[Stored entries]
— start —

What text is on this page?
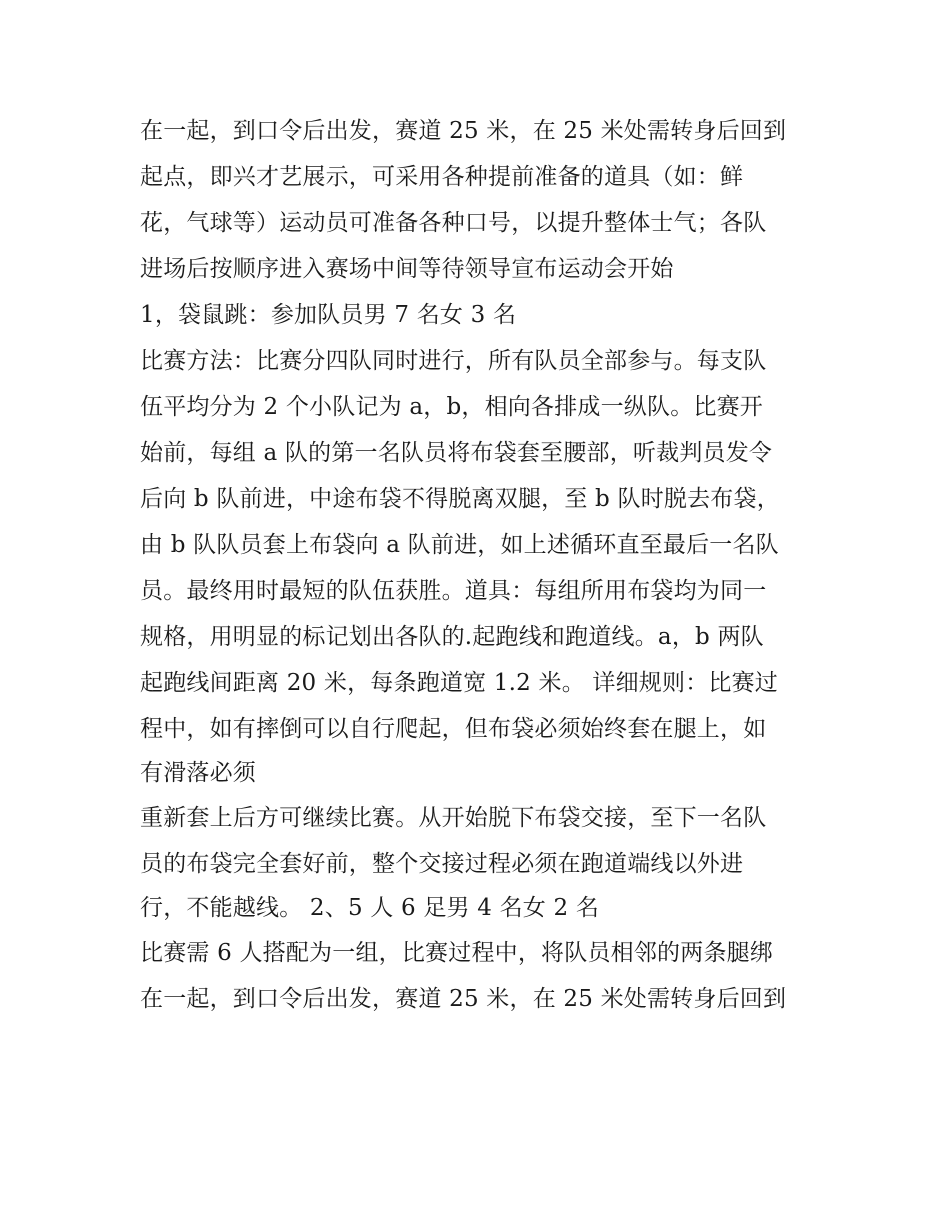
在一起，到口令后出发，赛道 25 米，在 25 米处需转身后回到
起点，即兴才艺展示，可采用各种提前准备的道具（如：鲜
花，气球等）运动员可准备各种口号，以提升整体士气；各队
进场后按顺序进入赛场中间等待领导宣布运动会开始
1，袋鼠跳：参加队员男 7 名女 3 名
比赛方法：比赛分四队同时进行，所有队员全部参与。每支队
伍平均分为 2 个小队记为 a，b，相向各排成一纵队。比赛开
始前，每组 a 队的第一名队员将布袋套至腰部，听裁判员发令
后向 b 队前进，中途布袋不得脱离双腿，至 b 队时脱去布袋，
由 b 队队员套上布袋向 a 队前进，如上述循环直至最后一名队
员。最终用时最短的队伍获胜。道具：每组所用布袋均为同一
规格，用明显的标记划出各队的.起跑线和跑道线。a，b 两队
起跑线间距离 20 米，每条跑道宽 1.2 米。 详细规则：比赛过
程中，如有摔倒可以自行爬起，但布袋必须始终套在腿上，如
有滑落必须
重新套上后方可继续比赛。从开始脱下布袋交接，至下一名队
员的布袋完全套好前，整个交接过程必须在跑道端线以外进
行，不能越线。 2、5 人 6 足男 4 名女 2 名
比赛需 6 人搭配为一组，比赛过程中，将队员相邻的两条腿绑
在一起，到口令后出发，赛道 25 米，在 25 米处需转身后回到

— end —

**GIVEN TASK:** Your job is to transcribe the entries above exactly; skip the pictures.

**RESPONSE:**
What text is on this page?
在一起，到口令后出发，赛道 25 米，在 25 米处需转身后回到
起点，即兴才艺展示，可采用各种提前准备的道具（如：鲜
花，气球等）运动员可准备各种口号，以提升整体士气；各队
进场后按顺序进入赛场中间等待领导宣布运动会开始
1，袋鼠跳：参加队员男 7 名女 3 名
比赛方法：比赛分四队同时进行，所有队员全部参与。每支队
伍平均分为 2 个小队记为 a，b，相向各排成一纵队。比赛开
始前，每组 a 队的第一名队员将布袋套至腰部，听裁判员发令
后向 b 队前进，中途布袋不得脱离双腿，至 b 队时脱去布袋，
由 b 队队员套上布袋向 a 队前进，如上述循环直至最后一名队
员。最终用时最短的队伍获胜。道具：每组所用布袋均为同一
规格，用明显的标记划出各队的.起跑线和跑道线。a，b 两队
起跑线间距离 20 米，每条跑道宽 1.2 米。 详细规则：比赛过
程中，如有摔倒可以自行爬起，但布袋必须始终套在腿上，如
有滑落必须
重新套上后方可继续比赛。从开始脱下布袋交接，至下一名队
员的布袋完全套好前，整个交接过程必须在跑道端线以外进
行，不能越线。 2、5 人 6 足男 4 名女 2 名
比赛需 6 人搭配为一组，比赛过程中，将队员相邻的两条腿绑
在一起，到口令后出发，赛道 25 米，在 25 米处需转身后回到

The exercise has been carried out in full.